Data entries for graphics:
--- Start ---

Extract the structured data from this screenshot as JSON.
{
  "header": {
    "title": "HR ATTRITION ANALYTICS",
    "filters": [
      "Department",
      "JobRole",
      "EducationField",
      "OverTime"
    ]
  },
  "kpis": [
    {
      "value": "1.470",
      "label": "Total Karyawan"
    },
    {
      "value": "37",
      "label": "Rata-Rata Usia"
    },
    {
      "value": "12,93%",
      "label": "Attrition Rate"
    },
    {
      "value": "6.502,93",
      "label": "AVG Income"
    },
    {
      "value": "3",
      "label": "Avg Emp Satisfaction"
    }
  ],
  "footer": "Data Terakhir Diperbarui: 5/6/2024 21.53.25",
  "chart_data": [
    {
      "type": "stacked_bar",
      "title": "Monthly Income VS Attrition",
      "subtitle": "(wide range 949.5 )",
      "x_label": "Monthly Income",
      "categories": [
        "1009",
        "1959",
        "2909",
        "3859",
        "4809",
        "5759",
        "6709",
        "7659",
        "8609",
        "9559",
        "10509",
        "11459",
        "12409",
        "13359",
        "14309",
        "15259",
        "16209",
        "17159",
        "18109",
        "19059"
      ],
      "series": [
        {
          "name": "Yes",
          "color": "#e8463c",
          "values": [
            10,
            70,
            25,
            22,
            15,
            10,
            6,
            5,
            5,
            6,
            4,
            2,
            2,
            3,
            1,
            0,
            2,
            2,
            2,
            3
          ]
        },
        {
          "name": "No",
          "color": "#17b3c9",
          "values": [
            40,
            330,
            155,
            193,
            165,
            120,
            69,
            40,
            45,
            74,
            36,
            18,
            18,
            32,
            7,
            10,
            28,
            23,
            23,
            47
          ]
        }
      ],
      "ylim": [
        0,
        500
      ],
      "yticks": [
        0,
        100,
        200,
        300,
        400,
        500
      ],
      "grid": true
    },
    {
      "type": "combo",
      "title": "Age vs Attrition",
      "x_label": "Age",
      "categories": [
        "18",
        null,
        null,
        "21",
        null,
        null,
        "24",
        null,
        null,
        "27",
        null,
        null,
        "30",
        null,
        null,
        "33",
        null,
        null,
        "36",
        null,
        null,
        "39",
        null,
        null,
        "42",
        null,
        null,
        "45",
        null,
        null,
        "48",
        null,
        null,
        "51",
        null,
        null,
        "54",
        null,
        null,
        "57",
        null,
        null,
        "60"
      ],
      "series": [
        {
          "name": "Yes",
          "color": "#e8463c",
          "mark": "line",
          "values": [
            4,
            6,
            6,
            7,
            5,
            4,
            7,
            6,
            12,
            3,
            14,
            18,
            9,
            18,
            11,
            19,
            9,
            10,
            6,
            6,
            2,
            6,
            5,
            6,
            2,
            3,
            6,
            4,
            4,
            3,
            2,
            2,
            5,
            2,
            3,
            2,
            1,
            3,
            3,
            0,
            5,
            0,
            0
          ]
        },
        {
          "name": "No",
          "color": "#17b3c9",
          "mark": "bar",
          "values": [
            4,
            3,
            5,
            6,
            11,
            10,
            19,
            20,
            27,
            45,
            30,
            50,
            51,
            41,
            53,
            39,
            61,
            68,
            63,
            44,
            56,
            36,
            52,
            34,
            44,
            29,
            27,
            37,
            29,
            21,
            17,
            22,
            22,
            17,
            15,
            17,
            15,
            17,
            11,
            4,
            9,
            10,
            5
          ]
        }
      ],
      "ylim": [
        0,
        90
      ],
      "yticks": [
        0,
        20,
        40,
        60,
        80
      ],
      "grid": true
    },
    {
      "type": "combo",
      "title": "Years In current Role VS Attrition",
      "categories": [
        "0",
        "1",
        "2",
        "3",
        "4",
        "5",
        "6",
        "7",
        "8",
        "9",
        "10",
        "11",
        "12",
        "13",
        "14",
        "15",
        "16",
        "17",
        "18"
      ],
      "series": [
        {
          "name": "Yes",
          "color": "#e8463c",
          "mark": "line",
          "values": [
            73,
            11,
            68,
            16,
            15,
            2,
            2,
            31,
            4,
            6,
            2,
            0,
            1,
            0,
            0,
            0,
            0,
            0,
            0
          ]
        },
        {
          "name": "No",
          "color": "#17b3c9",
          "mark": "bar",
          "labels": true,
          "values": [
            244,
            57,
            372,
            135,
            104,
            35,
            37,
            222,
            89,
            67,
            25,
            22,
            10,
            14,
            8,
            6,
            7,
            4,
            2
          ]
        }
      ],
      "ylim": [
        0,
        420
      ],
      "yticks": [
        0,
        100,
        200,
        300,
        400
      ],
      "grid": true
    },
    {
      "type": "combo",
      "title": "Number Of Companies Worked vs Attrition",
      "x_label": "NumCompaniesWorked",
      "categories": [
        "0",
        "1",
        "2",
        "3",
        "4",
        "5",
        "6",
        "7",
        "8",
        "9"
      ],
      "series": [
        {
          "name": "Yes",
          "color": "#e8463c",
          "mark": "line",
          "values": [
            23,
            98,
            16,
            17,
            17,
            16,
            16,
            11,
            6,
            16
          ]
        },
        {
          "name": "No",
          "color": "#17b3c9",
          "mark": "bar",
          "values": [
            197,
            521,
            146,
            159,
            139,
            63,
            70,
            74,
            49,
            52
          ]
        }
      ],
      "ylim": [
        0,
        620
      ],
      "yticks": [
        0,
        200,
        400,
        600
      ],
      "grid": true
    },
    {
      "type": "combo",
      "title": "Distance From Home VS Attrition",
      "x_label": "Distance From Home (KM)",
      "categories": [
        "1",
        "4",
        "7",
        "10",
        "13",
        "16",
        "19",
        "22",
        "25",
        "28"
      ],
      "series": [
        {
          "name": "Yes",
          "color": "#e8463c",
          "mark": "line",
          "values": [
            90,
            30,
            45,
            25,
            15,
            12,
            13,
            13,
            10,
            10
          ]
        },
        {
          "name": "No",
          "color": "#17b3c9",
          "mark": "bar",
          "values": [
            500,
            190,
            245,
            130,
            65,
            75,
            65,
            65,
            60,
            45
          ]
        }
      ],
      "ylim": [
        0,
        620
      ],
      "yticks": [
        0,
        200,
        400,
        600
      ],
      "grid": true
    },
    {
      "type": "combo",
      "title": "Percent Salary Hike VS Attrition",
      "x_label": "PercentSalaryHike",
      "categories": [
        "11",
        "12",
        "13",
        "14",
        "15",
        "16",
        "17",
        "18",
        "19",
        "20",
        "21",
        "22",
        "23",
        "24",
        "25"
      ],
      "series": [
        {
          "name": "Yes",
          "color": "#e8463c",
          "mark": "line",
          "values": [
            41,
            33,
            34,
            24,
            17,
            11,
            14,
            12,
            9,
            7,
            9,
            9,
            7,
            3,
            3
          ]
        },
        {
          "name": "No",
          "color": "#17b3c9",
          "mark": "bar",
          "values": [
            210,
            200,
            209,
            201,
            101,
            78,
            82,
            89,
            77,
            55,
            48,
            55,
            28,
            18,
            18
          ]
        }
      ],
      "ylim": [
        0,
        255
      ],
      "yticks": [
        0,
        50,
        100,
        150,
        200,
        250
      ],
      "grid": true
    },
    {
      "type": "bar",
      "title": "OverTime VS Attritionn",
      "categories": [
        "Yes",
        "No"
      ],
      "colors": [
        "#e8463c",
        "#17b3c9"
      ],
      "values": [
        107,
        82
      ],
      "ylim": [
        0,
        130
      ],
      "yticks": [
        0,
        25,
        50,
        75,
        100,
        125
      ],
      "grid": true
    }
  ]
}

--- End ---

Task: Repeat each of the entries above precisely as given.

Result for this task:
Extract the structured data from this screenshot as JSON.
{
  "header": {
    "title": "HR ATTRITION ANALYTICS",
    "filters": [
      "Department",
      "JobRole",
      "EducationField",
      "OverTime"
    ]
  },
  "kpis": [
    {
      "value": "1.470",
      "label": "Total Karyawan"
    },
    {
      "value": "37",
      "label": "Rata-Rata Usia"
    },
    {
      "value": "12,93%",
      "label": "Attrition Rate"
    },
    {
      "value": "6.502,93",
      "label": "AVG Income"
    },
    {
      "value": "3",
      "label": "Avg Emp Satisfaction"
    }
  ],
  "footer": "Data Terakhir Diperbarui: 5/6/2024 21.53.25",
  "chart_data": [
    {
      "type": "stacked_bar",
      "title": "Monthly Income VS Attrition",
      "subtitle": "(wide range 949.5 )",
      "x_label": "Monthly Income",
      "categories": [
        "1009",
        "1959",
        "2909",
        "3859",
        "4809",
        "5759",
        "6709",
        "7659",
        "8609",
        "9559",
        "10509",
        "11459",
        "12409",
        "13359",
        "14309",
        "15259",
        "16209",
        "17159",
        "18109",
        "19059"
      ],
      "series": [
        {
          "name": "Yes",
          "color": "#e8463c",
          "values": [
            10,
            70,
            25,
            22,
            15,
            10,
            6,
            5,
            5,
            6,
            4,
            2,
            2,
            3,
            1,
            0,
            2,
            2,
            2,
            3
          ]
        },
        {
          "name": "No",
          "color": "#17b3c9",
          "values": [
            40,
            330,
            155,
            193,
            165,
            120,
            69,
            40,
            45,
            74,
            36,
            18,
            18,
            32,
            7,
            10,
            28,
            23,
            23,
            47
          ]
        }
      ],
      "ylim": [
        0,
        500
      ],
      "yticks": [
        0,
        100,
        200,
        300,
        400,
        500
      ],
      "grid": true
    },
    {
      "type": "combo",
      "title": "Age vs Attrition",
      "x_label": "Age",
      "categories": [
        "18",
        null,
        null,
        "21",
        null,
        null,
        "24",
        null,
        null,
        "27",
        null,
        null,
        "30",
        null,
        null,
        "33",
        null,
        null,
        "36",
        null,
        null,
        "39",
        null,
        null,
        "42",
        null,
        null,
        "45",
        null,
        null,
        "48",
        null,
        null,
        "51",
        null,
        null,
        "54",
        null,
        null,
        "57",
        null,
        null,
        "60"
      ],
      "series": [
        {
          "name": "Yes",
          "color": "#e8463c",
          "mark": "line",
          "values": [
            4,
            6,
            6,
            7,
            5,
            4,
            7,
            6,
            12,
            3,
            14,
            18,
            9,
            18,
            11,
            19,
            9,
            10,
            6,
            6,
            2,
            6,
            5,
            6,
            2,
            3,
            6,
            4,
            4,
            3,
            2,
            2,
            5,
            2,
            3,
            2,
            1,
            3,
            3,
            0,
            5,
            0,
            0
          ]
        },
        {
          "name": "No",
          "color": "#17b3c9",
          "mark": "bar",
          "values": [
            4,
            3,
            5,
            6,
            11,
            10,
            19,
            20,
            27,
            45,
            30,
            50,
            51,
            41,
            53,
            39,
            61,
            68,
            63,
            44,
            56,
            36,
            52,
            34,
            44,
            29,
            27,
            37,
            29,
            21,
            17,
            22,
            22,
            17,
            15,
            17,
            15,
            17,
            11,
            4,
            9,
            10,
            5
          ]
        }
      ],
      "ylim": [
        0,
        90
      ],
      "yticks": [
        0,
        20,
        40,
        60,
        80
      ],
      "grid": true
    },
    {
      "type": "combo",
      "title": "Years In current Role VS Attrition",
      "categories": [
        "0",
        "1",
        "2",
        "3",
        "4",
        "5",
        "6",
        "7",
        "8",
        "9",
        "10",
        "11",
        "12",
        "13",
        "14",
        "15",
        "16",
        "17",
        "18"
      ],
      "series": [
        {
          "name": "Yes",
          "color": "#e8463c",
          "mark": "line",
          "values": [
            73,
            11,
            68,
            16,
            15,
            2,
            2,
            31,
            4,
            6,
            2,
            0,
            1,
            0,
            0,
            0,
            0,
            0,
            0
          ]
        },
        {
          "name": "No",
          "color": "#17b3c9",
          "mark": "bar",
          "labels": true,
          "values": [
            244,
            57,
            372,
            135,
            104,
            35,
            37,
            222,
            89,
            67,
            25,
            22,
            10,
            14,
            8,
            6,
            7,
            4,
            2
          ]
        }
      ],
      "ylim": [
        0,
        420
      ],
      "yticks": [
        0,
        100,
        200,
        300,
        400
      ],
      "grid": true
    },
    {
      "type": "combo",
      "title": "Number Of Companies Worked vs Attrition",
      "x_label": "NumCompaniesWorked",
      "categories": [
        "0",
        "1",
        "2",
        "3",
        "4",
        "5",
        "6",
        "7",
        "8",
        "9"
      ],
      "series": [
        {
          "name": "Yes",
          "color": "#e8463c",
          "mark": "line",
          "values": [
            23,
            98,
            16,
            17,
            17,
            16,
            16,
            11,
            6,
            16
          ]
        },
        {
          "name": "No",
          "color": "#17b3c9",
          "mark": "bar",
          "values": [
            197,
            521,
            146,
            159,
            139,
            63,
            70,
            74,
            49,
            52
          ]
        }
      ],
      "ylim": [
        0,
        620
      ],
      "yticks": [
        0,
        200,
        400,
        600
      ],
      "grid": true
    },
    {
      "type": "combo",
      "title": "Distance From Home VS Attrition",
      "x_label": "Distance From Home (KM)",
      "categories": [
        "1",
        "4",
        "7",
        "10",
        "13",
        "16",
        "19",
        "22",
        "25",
        "28"
      ],
      "series": [
        {
          "name": "Yes",
          "color": "#e8463c",
          "mark": "line",
          "values": [
            90,
            30,
            45,
            25,
            15,
            12,
            13,
            13,
            10,
            10
          ]
        },
        {
          "name": "No",
          "color": "#17b3c9",
          "mark": "bar",
          "values": [
            500,
            190,
            245,
            130,
            65,
            75,
            65,
            65,
            60,
            45
          ]
        }
      ],
      "ylim": [
        0,
        620
      ],
      "yticks": [
        0,
        200,
        400,
        600
      ],
      "grid": true
    },
    {
      "type": "combo",
      "title": "Percent Salary Hike VS Attrition",
      "x_label": "PercentSalaryHike",
      "categories": [
        "11",
        "12",
        "13",
        "14",
        "15",
        "16",
        "17",
        "18",
        "19",
        "20",
        "21",
        "22",
        "23",
        "24",
        "25"
      ],
      "series": [
        {
          "name": "Yes",
          "color": "#e8463c",
          "mark": "line",
          "values": [
            41,
            33,
            34,
            24,
            17,
            11,
            14,
            12,
            9,
            7,
            9,
            9,
            7,
            3,
            3
          ]
        },
        {
          "name": "No",
          "color": "#17b3c9",
          "mark": "bar",
          "values": [
            210,
            200,
            209,
            201,
            101,
            78,
            82,
            89,
            77,
            55,
            48,
            55,
            28,
            18,
            18
          ]
        }
      ],
      "ylim": [
        0,
        255
      ],
      "yticks": [
        0,
        50,
        100,
        150,
        200,
        250
      ],
      "grid": true
    },
    {
      "type": "bar",
      "title": "OverTime VS Attritionn",
      "categories": [
        "Yes",
        "No"
      ],
      "colors": [
        "#e8463c",
        "#17b3c9"
      ],
      "values": [
        107,
        82
      ],
      "ylim": [
        0,
        130
      ],
      "yticks": [
        0,
        25,
        50,
        75,
        100,
        125
      ],
      "grid": true
    }
  ]
}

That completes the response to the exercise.